**TO BE DONE:** Copy each line below that includes "Культура".

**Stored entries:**
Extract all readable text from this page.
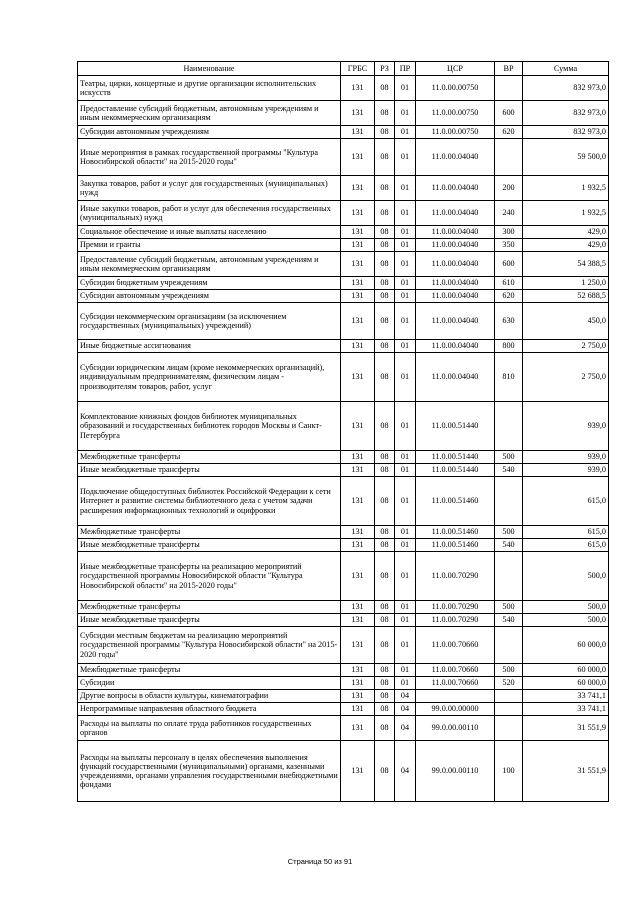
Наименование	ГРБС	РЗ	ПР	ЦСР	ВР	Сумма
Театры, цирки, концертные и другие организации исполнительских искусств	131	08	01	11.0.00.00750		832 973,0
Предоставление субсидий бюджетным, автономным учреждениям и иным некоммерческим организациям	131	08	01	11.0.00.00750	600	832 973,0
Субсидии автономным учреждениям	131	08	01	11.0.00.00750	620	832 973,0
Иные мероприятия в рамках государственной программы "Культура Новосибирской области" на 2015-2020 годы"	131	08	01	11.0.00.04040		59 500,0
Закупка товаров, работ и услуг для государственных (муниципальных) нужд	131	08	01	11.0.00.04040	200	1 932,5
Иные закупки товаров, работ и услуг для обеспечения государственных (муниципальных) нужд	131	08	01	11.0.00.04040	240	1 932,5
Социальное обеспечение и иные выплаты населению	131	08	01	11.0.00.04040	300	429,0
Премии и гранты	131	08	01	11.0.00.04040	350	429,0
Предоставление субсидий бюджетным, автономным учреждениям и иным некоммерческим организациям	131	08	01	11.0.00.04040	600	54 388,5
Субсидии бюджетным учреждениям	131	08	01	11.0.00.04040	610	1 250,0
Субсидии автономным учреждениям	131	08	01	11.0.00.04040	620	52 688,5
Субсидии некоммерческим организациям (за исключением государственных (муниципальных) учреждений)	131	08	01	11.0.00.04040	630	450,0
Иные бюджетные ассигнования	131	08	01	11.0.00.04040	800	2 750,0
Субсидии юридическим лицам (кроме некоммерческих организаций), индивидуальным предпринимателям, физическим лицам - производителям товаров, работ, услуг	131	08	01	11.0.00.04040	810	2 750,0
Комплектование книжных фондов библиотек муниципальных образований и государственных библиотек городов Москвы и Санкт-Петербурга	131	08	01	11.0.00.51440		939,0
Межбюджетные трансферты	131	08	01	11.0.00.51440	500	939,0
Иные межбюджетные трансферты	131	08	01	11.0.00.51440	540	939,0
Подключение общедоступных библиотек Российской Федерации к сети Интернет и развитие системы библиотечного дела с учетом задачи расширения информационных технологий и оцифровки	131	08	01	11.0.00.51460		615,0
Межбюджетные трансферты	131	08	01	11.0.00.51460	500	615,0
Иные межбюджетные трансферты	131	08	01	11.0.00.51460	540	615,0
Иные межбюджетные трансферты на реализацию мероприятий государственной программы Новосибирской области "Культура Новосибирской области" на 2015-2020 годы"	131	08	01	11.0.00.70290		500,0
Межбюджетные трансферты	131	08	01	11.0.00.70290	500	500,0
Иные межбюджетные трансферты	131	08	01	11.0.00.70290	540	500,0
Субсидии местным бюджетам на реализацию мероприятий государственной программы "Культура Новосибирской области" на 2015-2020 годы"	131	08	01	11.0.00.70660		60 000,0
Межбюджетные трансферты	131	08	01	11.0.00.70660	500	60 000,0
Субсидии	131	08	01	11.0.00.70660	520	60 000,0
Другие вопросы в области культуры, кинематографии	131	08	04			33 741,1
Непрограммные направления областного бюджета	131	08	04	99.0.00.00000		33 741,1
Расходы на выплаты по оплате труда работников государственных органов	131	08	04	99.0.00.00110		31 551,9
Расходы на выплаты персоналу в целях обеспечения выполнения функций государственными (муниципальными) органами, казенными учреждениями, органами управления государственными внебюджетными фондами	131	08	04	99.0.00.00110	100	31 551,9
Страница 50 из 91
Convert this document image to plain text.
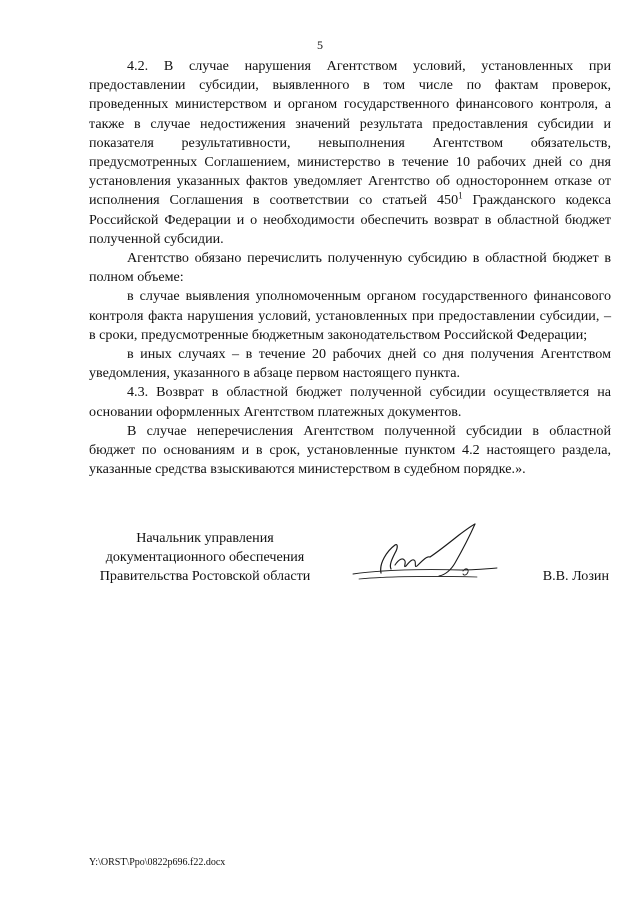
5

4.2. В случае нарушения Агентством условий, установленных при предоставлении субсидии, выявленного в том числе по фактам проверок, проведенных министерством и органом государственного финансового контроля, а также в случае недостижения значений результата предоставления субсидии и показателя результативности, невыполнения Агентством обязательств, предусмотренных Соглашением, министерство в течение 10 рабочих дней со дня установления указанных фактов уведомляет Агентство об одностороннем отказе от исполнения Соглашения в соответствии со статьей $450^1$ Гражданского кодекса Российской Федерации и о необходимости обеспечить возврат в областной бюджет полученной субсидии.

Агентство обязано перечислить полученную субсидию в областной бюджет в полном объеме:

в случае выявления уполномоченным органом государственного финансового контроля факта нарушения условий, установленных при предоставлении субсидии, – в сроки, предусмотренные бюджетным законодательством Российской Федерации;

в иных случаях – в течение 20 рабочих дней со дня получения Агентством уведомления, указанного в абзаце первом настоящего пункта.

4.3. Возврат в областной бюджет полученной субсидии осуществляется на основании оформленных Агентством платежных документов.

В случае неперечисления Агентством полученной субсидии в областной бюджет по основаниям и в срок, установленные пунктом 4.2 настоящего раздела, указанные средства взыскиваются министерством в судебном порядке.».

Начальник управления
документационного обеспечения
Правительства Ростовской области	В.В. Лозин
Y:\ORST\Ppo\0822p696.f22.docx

* * *

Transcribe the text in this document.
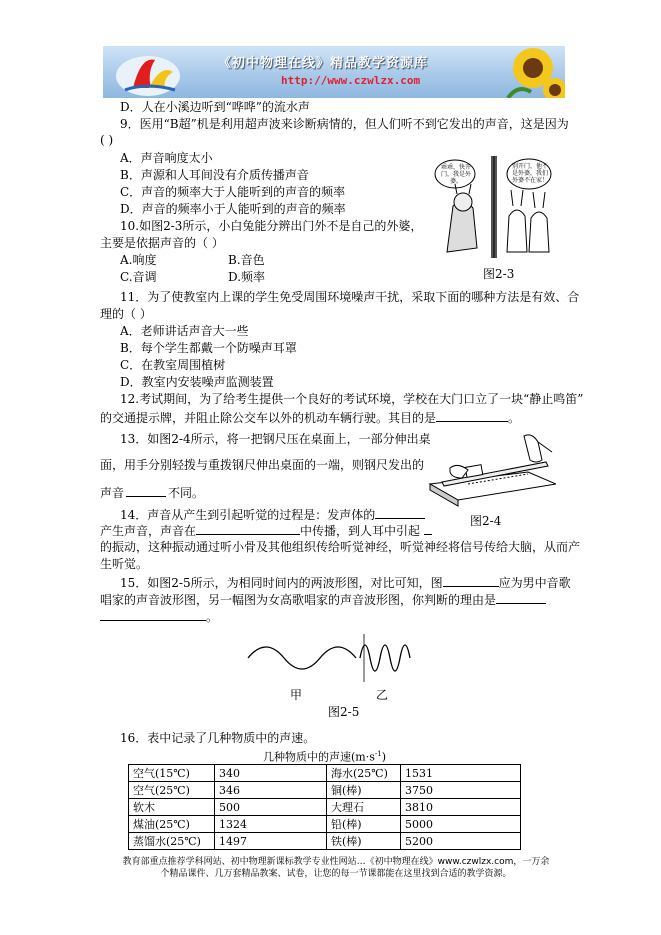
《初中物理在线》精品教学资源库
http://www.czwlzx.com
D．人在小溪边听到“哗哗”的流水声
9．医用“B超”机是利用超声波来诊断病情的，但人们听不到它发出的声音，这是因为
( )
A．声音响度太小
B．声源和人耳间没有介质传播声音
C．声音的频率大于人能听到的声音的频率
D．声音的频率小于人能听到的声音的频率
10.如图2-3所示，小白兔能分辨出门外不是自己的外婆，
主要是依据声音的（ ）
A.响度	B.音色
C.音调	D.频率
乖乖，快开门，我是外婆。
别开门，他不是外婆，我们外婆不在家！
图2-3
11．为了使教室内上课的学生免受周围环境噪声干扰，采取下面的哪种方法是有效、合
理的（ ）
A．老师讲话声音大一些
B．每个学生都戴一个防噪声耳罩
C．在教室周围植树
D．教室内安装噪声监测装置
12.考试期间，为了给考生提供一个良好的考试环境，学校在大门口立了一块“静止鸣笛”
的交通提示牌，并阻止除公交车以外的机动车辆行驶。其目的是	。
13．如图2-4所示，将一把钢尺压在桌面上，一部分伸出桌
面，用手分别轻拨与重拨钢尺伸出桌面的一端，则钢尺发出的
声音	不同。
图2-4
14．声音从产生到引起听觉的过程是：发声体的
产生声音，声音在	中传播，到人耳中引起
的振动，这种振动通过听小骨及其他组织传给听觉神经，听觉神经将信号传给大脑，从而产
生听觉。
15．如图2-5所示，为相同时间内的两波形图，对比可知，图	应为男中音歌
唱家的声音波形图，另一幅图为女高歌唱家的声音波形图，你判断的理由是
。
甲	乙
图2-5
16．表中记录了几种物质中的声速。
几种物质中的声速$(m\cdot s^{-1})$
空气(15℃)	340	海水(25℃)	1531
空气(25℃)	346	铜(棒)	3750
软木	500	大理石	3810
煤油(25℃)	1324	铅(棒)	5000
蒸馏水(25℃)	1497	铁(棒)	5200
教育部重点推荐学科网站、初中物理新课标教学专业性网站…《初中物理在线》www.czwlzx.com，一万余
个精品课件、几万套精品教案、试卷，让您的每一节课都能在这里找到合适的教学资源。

**WRITTEN SOLUTION:**
Иные мероприятия в рамках государственной программы "Культура Новосибирской области" на 2015-2020 годы"	131	08	01	11.0.00.04040		59 500,0
Иные межбюджетные трансферты на реализацию мероприятий государственной программы Новосибирской области "Культура Новосибирской области" на 2015-2020 годы"	131	08	01	11.0.00.70290		500,0
Субсидии местным бюджетам на реализацию мероприятий государственной программы "Культура Новосибирской области" на 2015-2020 годы"	131	08	01	11.0.00.70660		60 000,0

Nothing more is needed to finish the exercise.